Below are records to transcribe exactly, without their pictures.

Record excerpts:
[Begin]

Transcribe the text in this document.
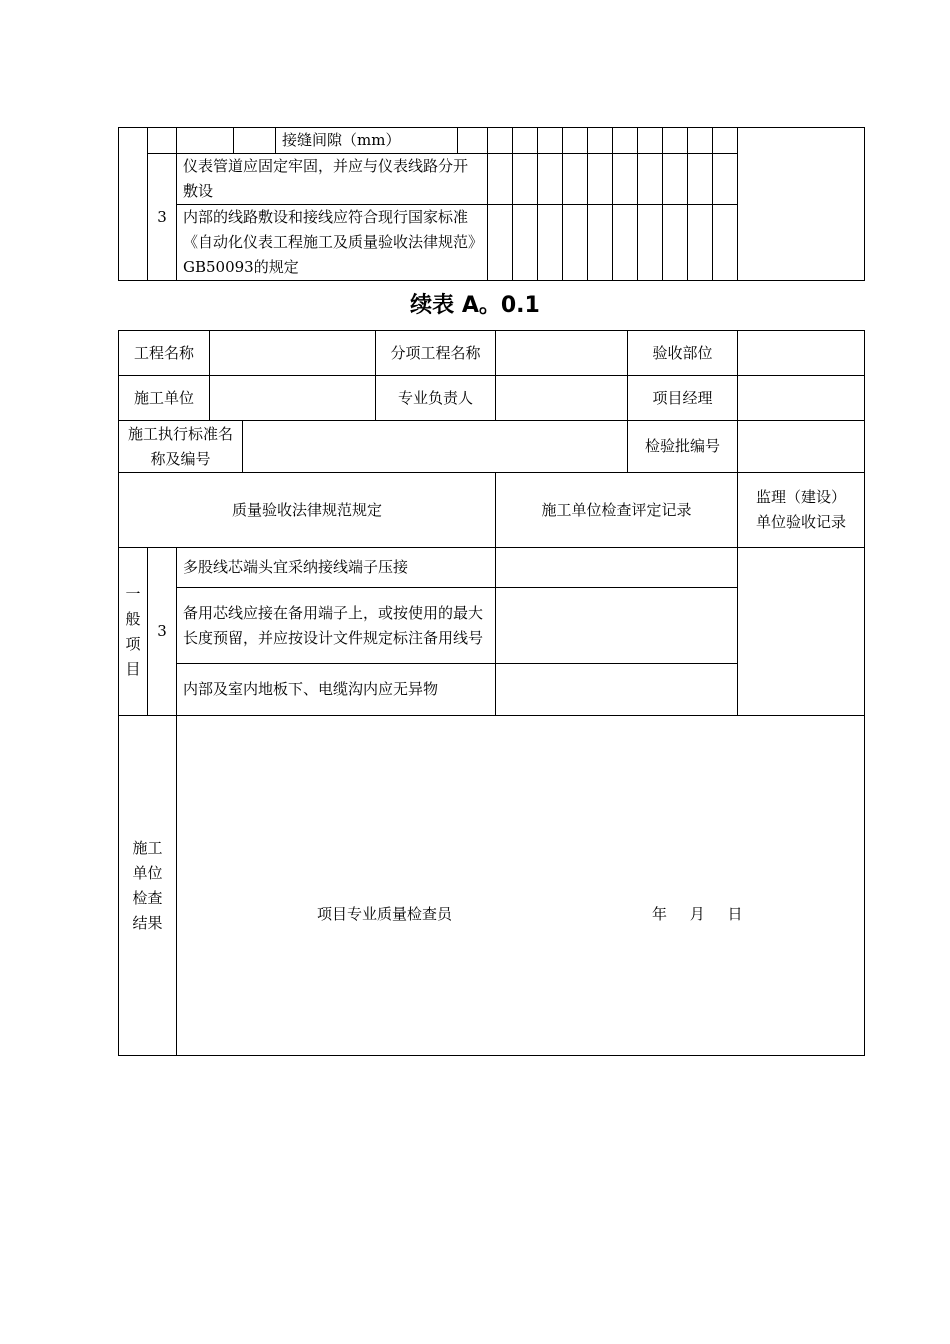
				接缝间隙（mm）													
	3	仪表管道应固定牢固，并应与仪表线路分开敷设															
		内部的线路敷设和接线应符合现行国家标准《自动化仪表工程施工及质量验收法律规范》GB50093的规定															
续表 A。0.1
工程名称					分项工程名称		验收部位	
施工单位					专业负责人		项目经理	
施工执行标准名称及编号							检验批编号	
质量验收法律规范规定						施工单位检查评定记录		监理（建设）单位验收记录
一般项目	3	多股线芯端头宜采纳接线端子压接						
		备用芯线应接在备用端子上，或按使用的最大长度预留，并应按设计文件规定标注备用线号						
		内部及室内地板下、电缆沟内应无异物						
施工单位检查结果		项目专业质量检查员 年 月 日						
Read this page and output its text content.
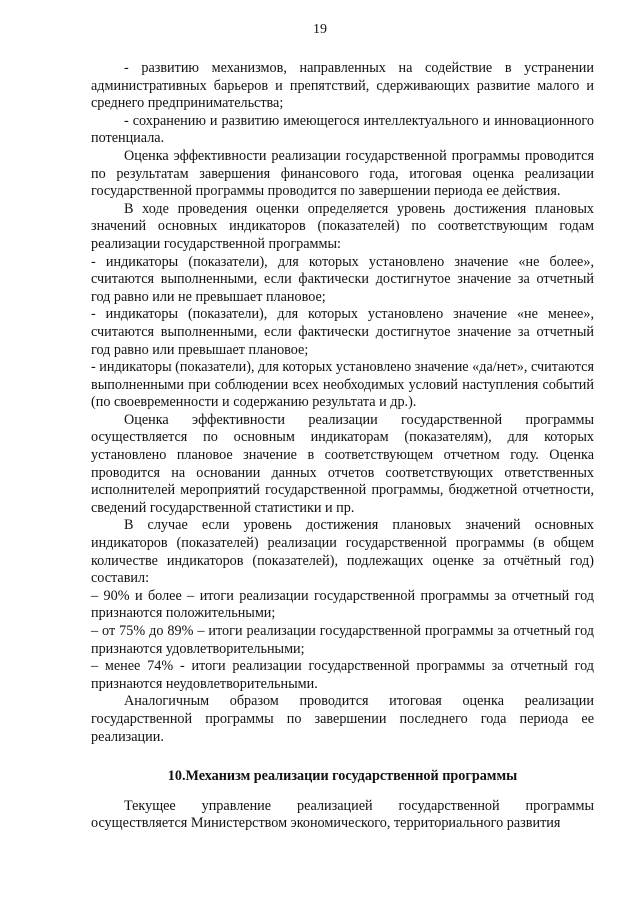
19

- развитию механизмов, направленных на содействие в устранении административных барьеров и препятствий, сдерживающих развитие малого и среднего предпринимательства;

- сохранению и развитию имеющегося интеллектуального и инновационного потенциала.

Оценка эффективности реализации государственной программы проводится по результатам завершения финансового года, итоговая оценка реализации государственной программы проводится по завершении периода ее действия.

В ходе проведения оценки определяется уровень достижения плановых значений основных индикаторов (показателей) по соответствующим годам реализации государственной программы:

- индикаторы (показатели), для которых установлено значение «не более», считаются выполненными, если фактически достигнутое значение за отчетный год равно или не превышает плановое;

- индикаторы (показатели), для которых установлено значение «не менее», считаются выполненными, если фактически достигнутое значение за отчетный год равно или превышает плановое;

- индикаторы (показатели), для которых установлено значение «да/нет», считаются выполненными при соблюдении всех необходимых условий наступления событий (по своевременности и содержанию результата и др.).

Оценка эффективности реализации государственной программы осуществляется по основным индикаторам (показателям), для которых установлено плановое значение в соответствующем отчетном году. Оценка проводится на основании данных отчетов соответствующих ответственных исполнителей мероприятий государственной программы, бюджетной отчетности, сведений государственной статистики и пр.

В случае если уровень достижения плановых значений основных индикаторов (показателей) реализации государственной программы (в общем количестве индикаторов (показателей), подлежащих оценке за отчётный год) составил:

– 90% и более – итоги реализации государственной программы за отчетный год признаются положительными;

– от 75% до 89% – итоги реализации государственной программы за отчетный год признаются удовлетворительными;

– менее 74% - итоги реализации государственной программы за отчетный год признаются неудовлетворительными.

Аналогичным образом проводится итоговая оценка реализации государственной программы по завершении последнего года периода ее реализации.

10.Механизм реализации государственной программы

Текущее управление реализацией государственной программы осуществляется Министерством экономического, территориального развития
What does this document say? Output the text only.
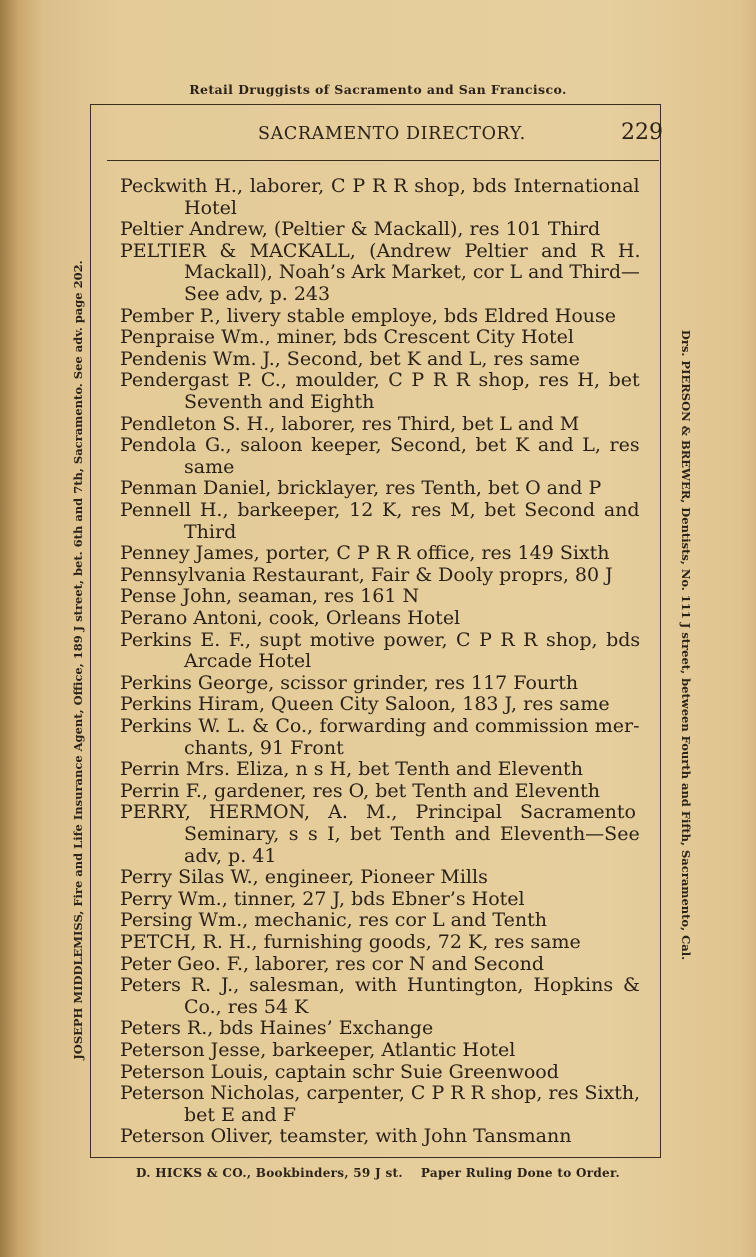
Retail Druggists of Sacramento and San Francisco.
JOSEPH MIDDLEMISS, Fire and Life Insurance Agent, Office, 189 J street, bet. 6th and 7th, Sacramento. See adv. page 202.	Drs. PIERSON & BREWER, Dentists, No. 111 J street, between Fourth and Fifth, Sacramento, Cal.
SACRAMENTO DIRECTORY.	229
Peckwith H., laborer, C P R R shop, bds International
Hotel
Peltier Andrew, (Peltier & Mackall), res 101 Third
PELTIER & MACKALL, (Andrew Peltier and R H.
Mackall), Noah’s Ark Market, cor L and Third—
See adv, p. 243
Pember P., livery stable employe, bds Eldred House
Penpraise Wm., miner, bds Crescent City Hotel
Pendenis Wm. J., Second, bet K and L, res same
Pendergast P. C., moulder, C P R R shop, res H, bet
Seventh and Eighth
Pendleton S. H., laborer, res Third, bet L and M
Pendola G., saloon keeper, Second, bet K and L, res
same
Penman Daniel, bricklayer, res Tenth, bet O and P
Pennell H., barkeeper, 12 K, res M, bet Second and
Third
Penney James, porter, C P R R office, res 149 Sixth
Pennsylvania Restaurant, Fair & Dooly proprs, 80 J
Pense John, seaman, res 161 N
Perano Antoni, cook, Orleans Hotel
Perkins E. F., supt motive power, C P R R shop, bds
Arcade Hotel
Perkins George, scissor grinder, res 117 Fourth
Perkins Hiram, Queen City Saloon, 183 J, res same
Perkins W. L. & Co., forwarding and commission mer-
chants, 91 Front
Perrin Mrs. Eliza, n s H, bet Tenth and Eleventh
Perrin F., gardener, res O, bet Tenth and Eleventh
PERRY, HERMON, A. M., Principal Sacramento
Seminary, s s I, bet Tenth and Eleventh—See
adv, p. 41
Perry Silas W., engineer, Pioneer Mills
Perry Wm., tinner, 27 J, bds Ebner’s Hotel
Persing Wm., mechanic, res cor L and Tenth
PETCH, R. H., furnishing goods, 72 K, res same
Peter Geo. F., laborer, res cor N and Second
Peters R. J., salesman, with Huntington, Hopkins &
Co., res 54 K
Peters R., bds Haines’ Exchange
Peterson Jesse, barkeeper, Atlantic Hotel
Peterson Louis, captain schr Suie Greenwood
Peterson Nicholas, carpenter, C P R R shop, res Sixth,
bet E and F
Peterson Oliver, teamster, with John Tansmann
D. HICKS & CO., Bookbinders, 59 J st. Paper Ruling Done to Order.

[End]

Answer below:
Transcribe the text in this document.
				接缝间隙（mm）													
	3	仪表管道应固定牢固，并应与仪表线路分开敷设															
		内部的线路敷设和接线应符合现行国家标准《自动化仪表工程施工及质量验收法律规范》GB50093的规定															
续表 A。0.1
工程名称					分项工程名称		验收部位	
施工单位					专业负责人		项目经理	
施工执行标准名称及编号							检验批编号	
质量验收法律规范规定						施工单位检查评定记录		监理（建设）单位验收记录
一般项目	3	多股线芯端头宜采纳接线端子压接						
		备用芯线应接在备用端子上，或按使用的最大长度预留，并应按设计文件规定标注备用线号						
		内部及室内地板下、电缆沟内应无异物						
施工单位检查结果		项目专业质量检查员 年 月 日						
Read this page and output its text content.
19

- развитию механизмов, направленных на содействие в устранении административных барьеров и препятствий, сдерживающих развитие малого и среднего предпринимательства;

- сохранению и развитию имеющегося интеллектуального и инновационного потенциала.

Оценка эффективности реализации государственной программы проводится по результатам завершения финансового года, итоговая оценка реализации государственной программы проводится по завершении периода ее действия.

В ходе проведения оценки определяется уровень достижения плановых значений основных индикаторов (показателей) по соответствующим годам реализации государственной программы:

- индикаторы (показатели), для которых установлено значение «не более», считаются выполненными, если фактически достигнутое значение за отчетный год равно или не превышает плановое;

- индикаторы (показатели), для которых установлено значение «не менее», считаются выполненными, если фактически достигнутое значение за отчетный год равно или превышает плановое;

- индикаторы (показатели), для которых установлено значение «да/нет», считаются выполненными при соблюдении всех необходимых условий наступления событий (по своевременности и содержанию результата и др.).

Оценка эффективности реализации государственной программы осуществляется по основным индикаторам (показателям), для которых установлено плановое значение в соответствующем отчетном году. Оценка проводится на основании данных отчетов соответствующих ответственных исполнителей мероприятий государственной программы, бюджетной отчетности, сведений государственной статистики и пр.

В случае если уровень достижения плановых значений основных индикаторов (показателей) реализации государственной программы (в общем количестве индикаторов (показателей), подлежащих оценке за отчётный год) составил:

– 90% и более – итоги реализации государственной программы за отчетный год признаются положительными;

– от 75% до 89% – итоги реализации государственной программы за отчетный год признаются удовлетворительными;

– менее 74% - итоги реализации государственной программы за отчетный год признаются неудовлетворительными.

Аналогичным образом проводится итоговая оценка реализации государственной программы по завершении последнего года периода ее реализации.

10.Механизм реализации государственной программы

Текущее управление реализацией государственной программы осуществляется Министерством экономического, территориального развития
What does this document say? Output the text only.
Retail Druggists of Sacramento and San Francisco.
JOSEPH MIDDLEMISS, Fire and Life Insurance Agent, Office, 189 J street, bet. 6th and 7th, Sacramento. See adv. page 202.	Drs. PIERSON & BREWER, Dentists, No. 111 J street, between Fourth and Fifth, Sacramento, Cal.
SACRAMENTO DIRECTORY.	229
Peckwith H., laborer, C P R R shop, bds International
Hotel
Peltier Andrew, (Peltier & Mackall), res 101 Third
PELTIER & MACKALL, (Andrew Peltier and R H.
Mackall), Noah’s Ark Market, cor L and Third—
See adv, p. 243
Pember P., livery stable employe, bds Eldred House
Penpraise Wm., miner, bds Crescent City Hotel
Pendenis Wm. J., Second, bet K and L, res same
Pendergast P. C., moulder, C P R R shop, res H, bet
Seventh and Eighth
Pendleton S. H., laborer, res Third, bet L and M
Pendola G., saloon keeper, Second, bet K and L, res
same
Penman Daniel, bricklayer, res Tenth, bet O and P
Pennell H., barkeeper, 12 K, res M, bet Second and
Third
Penney James, porter, C P R R office, res 149 Sixth
Pennsylvania Restaurant, Fair & Dooly proprs, 80 J
Pense John, seaman, res 161 N
Perano Antoni, cook, Orleans Hotel
Perkins E. F., supt motive power, C P R R shop, bds
Arcade Hotel
Perkins George, scissor grinder, res 117 Fourth
Perkins Hiram, Queen City Saloon, 183 J, res same
Perkins W. L. & Co., forwarding and commission mer-
chants, 91 Front
Perrin Mrs. Eliza, n s H, bet Tenth and Eleventh
Perrin F., gardener, res O, bet Tenth and Eleventh
PERRY, HERMON, A. M., Principal Sacramento
Seminary, s s I, bet Tenth and Eleventh—See
adv, p. 41
Perry Silas W., engineer, Pioneer Mills
Perry Wm., tinner, 27 J, bds Ebner’s Hotel
Persing Wm., mechanic, res cor L and Tenth
PETCH, R. H., furnishing goods, 72 K, res same
Peter Geo. F., laborer, res cor N and Second
Peters R. J., salesman, with Huntington, Hopkins &
Co., res 54 K
Peters R., bds Haines’ Exchange
Peterson Jesse, barkeeper, Atlantic Hotel
Peterson Louis, captain schr Suie Greenwood
Peterson Nicholas, carpenter, C P R R shop, res Sixth,
bet E and F
Peterson Oliver, teamster, with John Tansmann
D. HICKS & CO., Bookbinders, 59 J st. Paper Ruling Done to Order.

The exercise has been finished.